* **Task statement**: Repeat all the records exactly, omitting pictures.

* **Exercise inputs**:

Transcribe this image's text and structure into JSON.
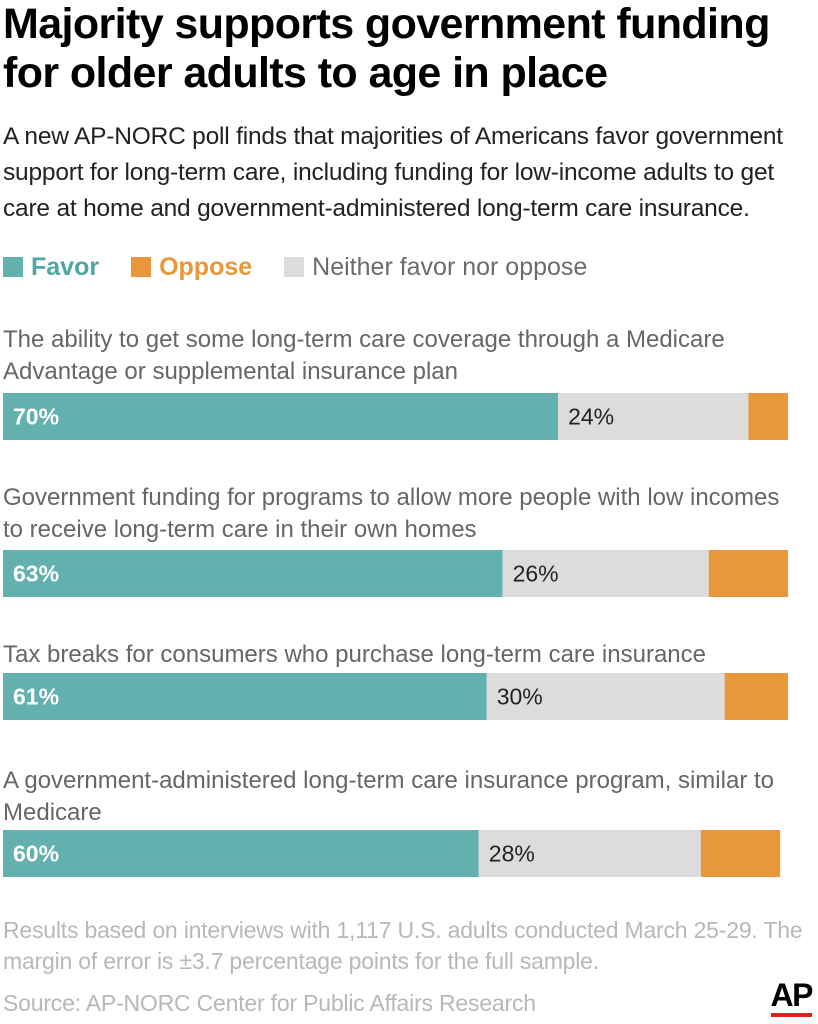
{
  "header": {
    "title": "Majority supports government funding for older adults to age in place",
    "subtitle": "A new AP-NORC poll finds that majorities of Americans favor government support for long-term care, including funding for low-income adults to get care at home and government-administered long-term care insurance."
  },
  "legend": {
    "items": [
      {
        "label": "Favor",
        "color": "#63b1ae"
      },
      {
        "label": "Oppose",
        "color": "#e8973a"
      },
      {
        "label": "Neither favor nor oppose",
        "color": "#dcdcdc"
      }
    ]
  },
  "chart_data": {
    "type": "bar",
    "orientation": "horizontal",
    "stacked": true,
    "xlim": [
      0,
      100
    ],
    "categories": [
      "The ability to get some long-term care coverage through a Medicare Advantage or supplemental insurance plan",
      "Government funding for programs to allow more people with low incomes to receive long-term care in their own homes",
      "Tax breaks for consumers who purchase long-term care insurance",
      "A government-administered long-term care insurance program, similar to Medicare"
    ],
    "series": [
      {
        "name": "Favor",
        "color": "#63b1ae",
        "values": [
          70,
          63,
          61,
          60
        ],
        "labels": [
          "70%",
          "63%",
          "61%",
          "60%"
        ]
      },
      {
        "name": "Neither favor nor oppose",
        "color": "#dcdcdc",
        "values": [
          24,
          26,
          30,
          28
        ],
        "labels": [
          "24%",
          "26%",
          "30%",
          "28%"
        ]
      },
      {
        "name": "Oppose",
        "color": "#e8973a",
        "values": [
          5,
          10,
          8,
          10
        ],
        "labels": [
          "",
          "",
          "",
          ""
        ]
      }
    ],
    "gridlines": false,
    "legend_position": "top-left"
  },
  "footer": {
    "note": "Results based on interviews with 1,117 U.S. adults conducted March 25-29. The margin of error is ±3.7 percentage points for the full sample.",
    "source": "Source: AP-NORC Center for Public Affairs Research",
    "logo": "AP"
  }
}
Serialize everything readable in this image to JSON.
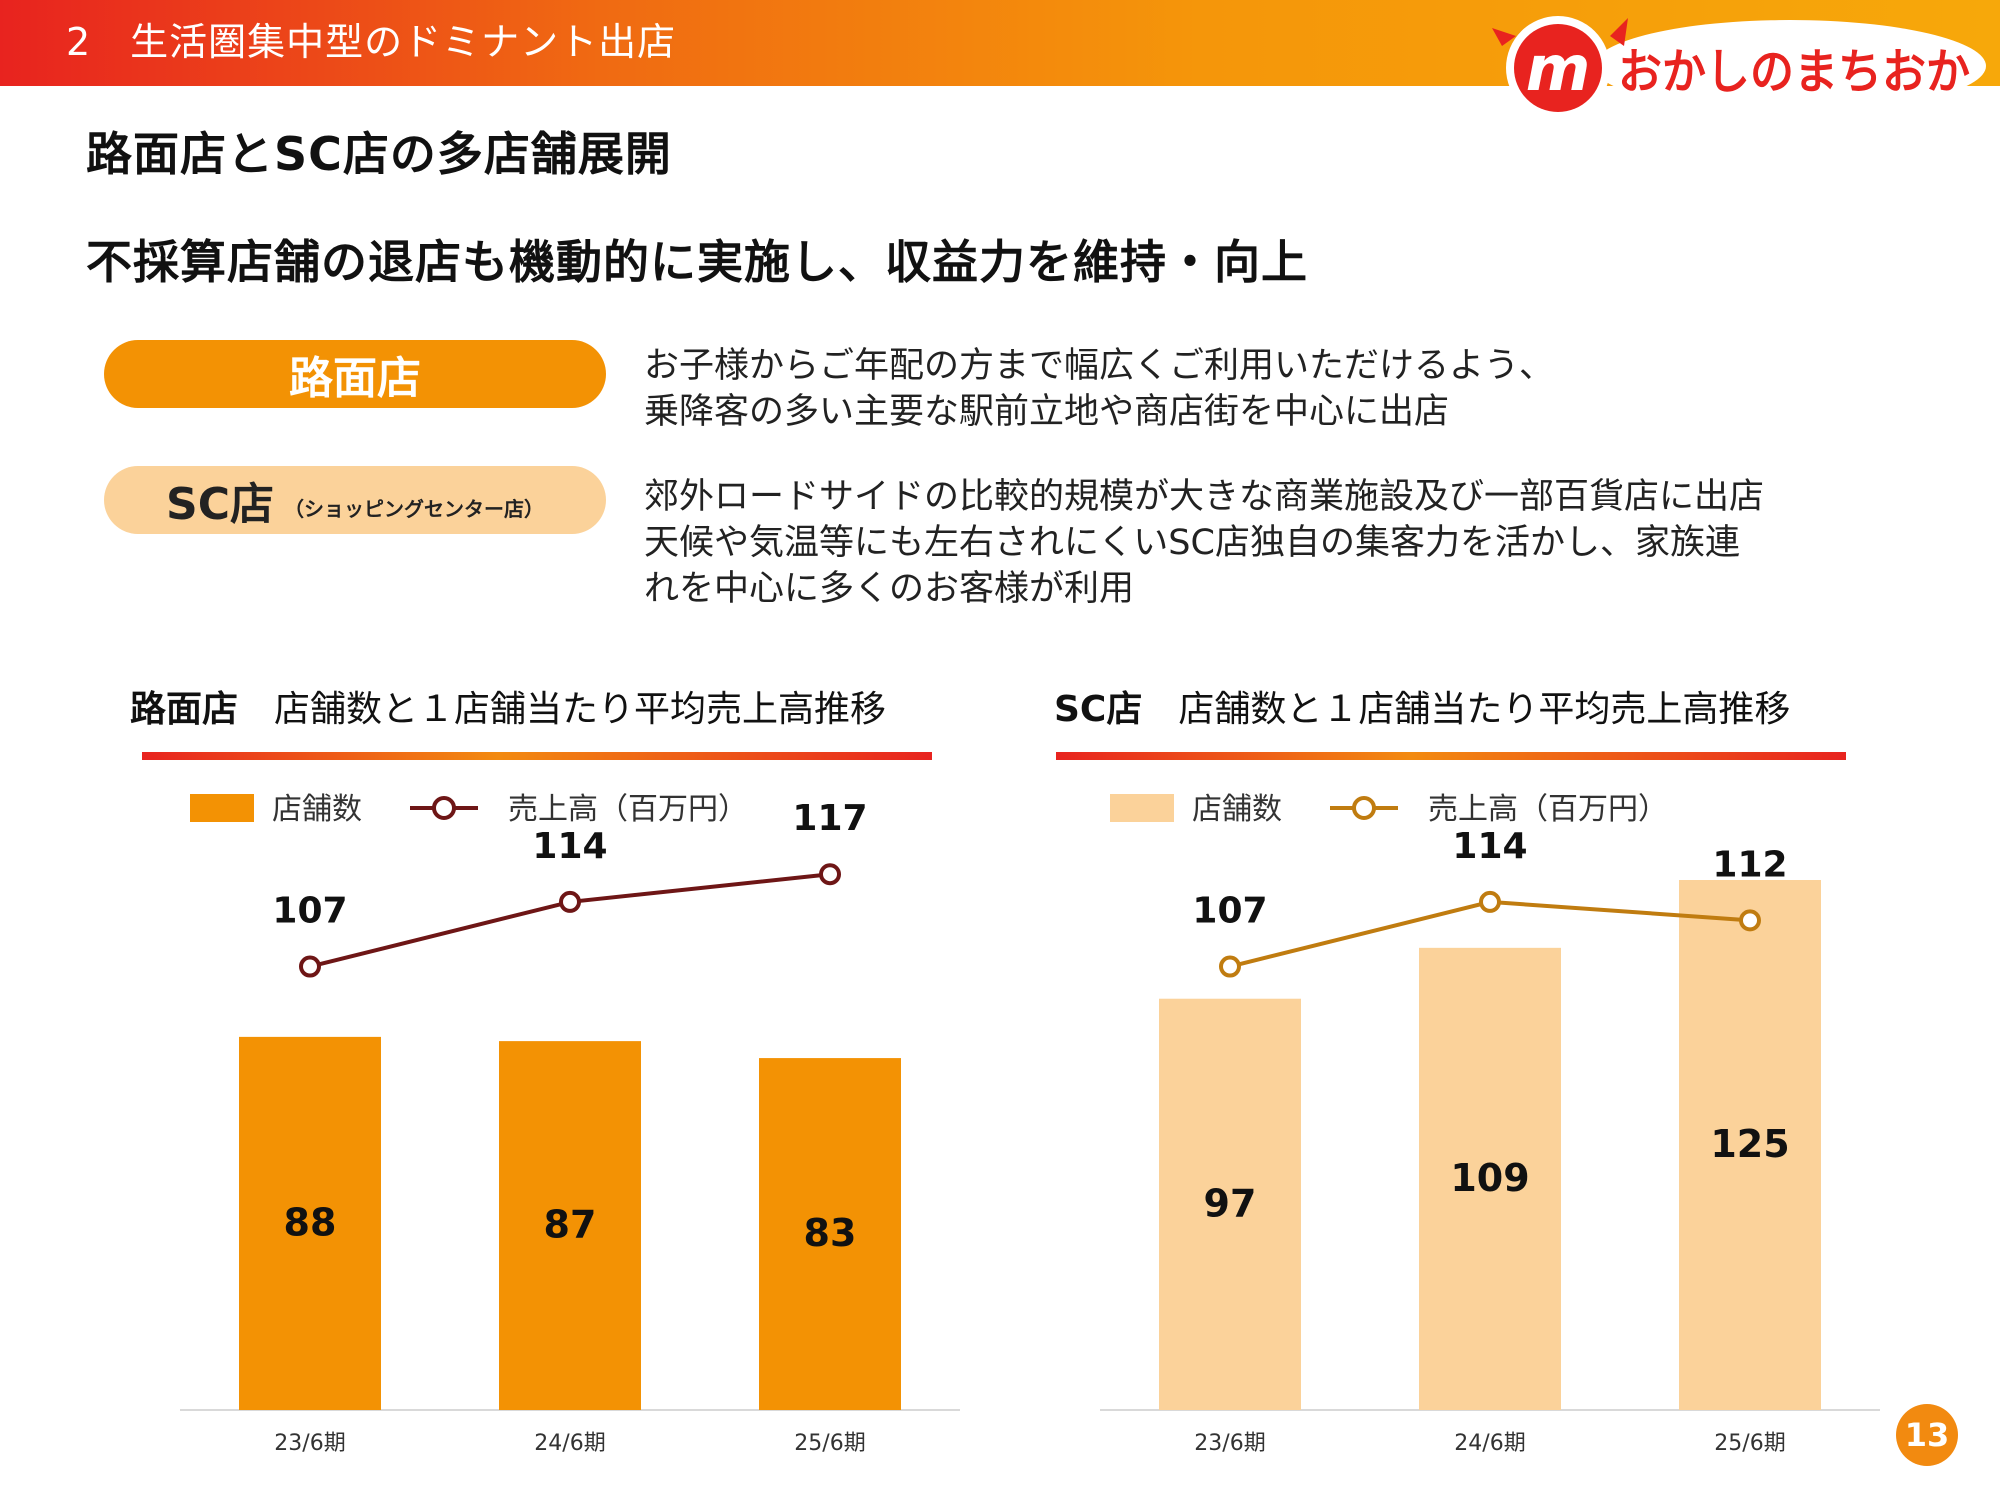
{
  "header": {
    "section_title": "2　生活圏集中型のドミナント出店",
    "logo_mark": "m",
    "logo_text": "おかしのまちおか"
  },
  "headlines": [
    "路面店とSC店の多店舗展開",
    "不採算店舗の退店も機動的に実施し、収益力を維持・向上"
  ],
  "store_types": {
    "road": {
      "label": "路面店",
      "description": [
        "お子様からご年配の方まで幅広くご利用いただけるよう、",
        "乗降客の多い主要な駅前立地や商店街を中心に出店"
      ]
    },
    "sc": {
      "label": "SC店",
      "sublabel": "（ショッピングセンター店）",
      "description": [
        "郊外ロードサイドの比較的規模が大きな商業施設及び一部百貨店に出店",
        "天候や気温等にも左右されにくいSC店独自の集客力を活かし、家族連",
        "れを中心に多くのお客様が利用"
      ]
    }
  },
  "colors": {
    "road_bar": "#f39204",
    "road_line": "#6e1616",
    "sc_bar": "#fbd29a",
    "sc_line": "#c07c10",
    "accent_red": "#e8231f"
  },
  "chart_data": [
    {
      "type": "bar",
      "title_strong": "路面店",
      "title": "店舗数と１店舗当たり平均売上高推移",
      "categories": [
        "23/6期",
        "24/6期",
        "25/6期"
      ],
      "series": [
        {
          "name": "店舗数",
          "type": "bar",
          "values": [
            88,
            87,
            83
          ]
        },
        {
          "name": "売上高（百万円）",
          "type": "line",
          "values": [
            107,
            114,
            117
          ]
        }
      ],
      "legend": "top-left"
    },
    {
      "type": "bar",
      "title_strong": "SC店",
      "title": "店舗数と１店舗当たり平均売上高推移",
      "categories": [
        "23/6期",
        "24/6期",
        "25/6期"
      ],
      "series": [
        {
          "name": "店舗数",
          "type": "bar",
          "values": [
            97,
            109,
            125
          ]
        },
        {
          "name": "売上高（百万円）",
          "type": "line",
          "values": [
            107,
            114,
            112
          ]
        }
      ],
      "legend": "top-left"
    }
  ],
  "page_number": "13"
}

* **Result**:
Transcribe this image's text and structure into JSON.
{
  "header": {
    "title": "Majority supports government funding for older adults to age in place",
    "subtitle": "A new AP-NORC poll finds that majorities of Americans favor government support for long-term care, including funding for low-income adults to get care at home and government-administered long-term care insurance."
  },
  "legend": {
    "items": [
      {
        "label": "Favor",
        "color": "#63b1ae"
      },
      {
        "label": "Oppose",
        "color": "#e8973a"
      },
      {
        "label": "Neither favor nor oppose",
        "color": "#dcdcdc"
      }
    ]
  },
  "chart_data": {
    "type": "bar",
    "orientation": "horizontal",
    "stacked": true,
    "xlim": [
      0,
      100
    ],
    "categories": [
      "The ability to get some long-term care coverage through a Medicare Advantage or supplemental insurance plan",
      "Government funding for programs to allow more people with low incomes to receive long-term care in their own homes",
      "Tax breaks for consumers who purchase long-term care insurance",
      "A government-administered long-term care insurance program, similar to Medicare"
    ],
    "series": [
      {
        "name": "Favor",
        "color": "#63b1ae",
        "values": [
          70,
          63,
          61,
          60
        ],
        "labels": [
          "70%",
          "63%",
          "61%",
          "60%"
        ]
      },
      {
        "name": "Neither favor nor oppose",
        "color": "#dcdcdc",
        "values": [
          24,
          26,
          30,
          28
        ],
        "labels": [
          "24%",
          "26%",
          "30%",
          "28%"
        ]
      },
      {
        "name": "Oppose",
        "color": "#e8973a",
        "values": [
          5,
          10,
          8,
          10
        ],
        "labels": [
          "",
          "",
          "",
          ""
        ]
      }
    ],
    "gridlines": false,
    "legend_position": "top-left"
  },
  "footer": {
    "note": "Results based on interviews with 1,117 U.S. adults conducted March 25-29. The margin of error is ±3.7 percentage points for the full sample.",
    "source": "Source: AP-NORC Center for Public Affairs Research",
    "logo": "AP"
  }
}
Serialize everything readable in this image to JSON.
{
  "header": {
    "section_title": "2　生活圏集中型のドミナント出店",
    "logo_mark": "m",
    "logo_text": "おかしのまちおか"
  },
  "headlines": [
    "路面店とSC店の多店舗展開",
    "不採算店舗の退店も機動的に実施し、収益力を維持・向上"
  ],
  "store_types": {
    "road": {
      "label": "路面店",
      "description": [
        "お子様からご年配の方まで幅広くご利用いただけるよう、",
        "乗降客の多い主要な駅前立地や商店街を中心に出店"
      ]
    },
    "sc": {
      "label": "SC店",
      "sublabel": "（ショッピングセンター店）",
      "description": [
        "郊外ロードサイドの比較的規模が大きな商業施設及び一部百貨店に出店",
        "天候や気温等にも左右されにくいSC店独自の集客力を活かし、家族連",
        "れを中心に多くのお客様が利用"
      ]
    }
  },
  "colors": {
    "road_bar": "#f39204",
    "road_line": "#6e1616",
    "sc_bar": "#fbd29a",
    "sc_line": "#c07c10",
    "accent_red": "#e8231f"
  },
  "chart_data": [
    {
      "type": "bar",
      "title_strong": "路面店",
      "title": "店舗数と１店舗当たり平均売上高推移",
      "categories": [
        "23/6期",
        "24/6期",
        "25/6期"
      ],
      "series": [
        {
          "name": "店舗数",
          "type": "bar",
          "values": [
            88,
            87,
            83
          ]
        },
        {
          "name": "売上高（百万円）",
          "type": "line",
          "values": [
            107,
            114,
            117
          ]
        }
      ],
      "legend": "top-left"
    },
    {
      "type": "bar",
      "title_strong": "SC店",
      "title": "店舗数と１店舗当たり平均売上高推移",
      "categories": [
        "23/6期",
        "24/6期",
        "25/6期"
      ],
      "series": [
        {
          "name": "店舗数",
          "type": "bar",
          "values": [
            97,
            109,
            125
          ]
        },
        {
          "name": "売上高（百万円）",
          "type": "line",
          "values": [
            107,
            114,
            112
          ]
        }
      ],
      "legend": "top-left"
    }
  ],
  "page_number": "13"
}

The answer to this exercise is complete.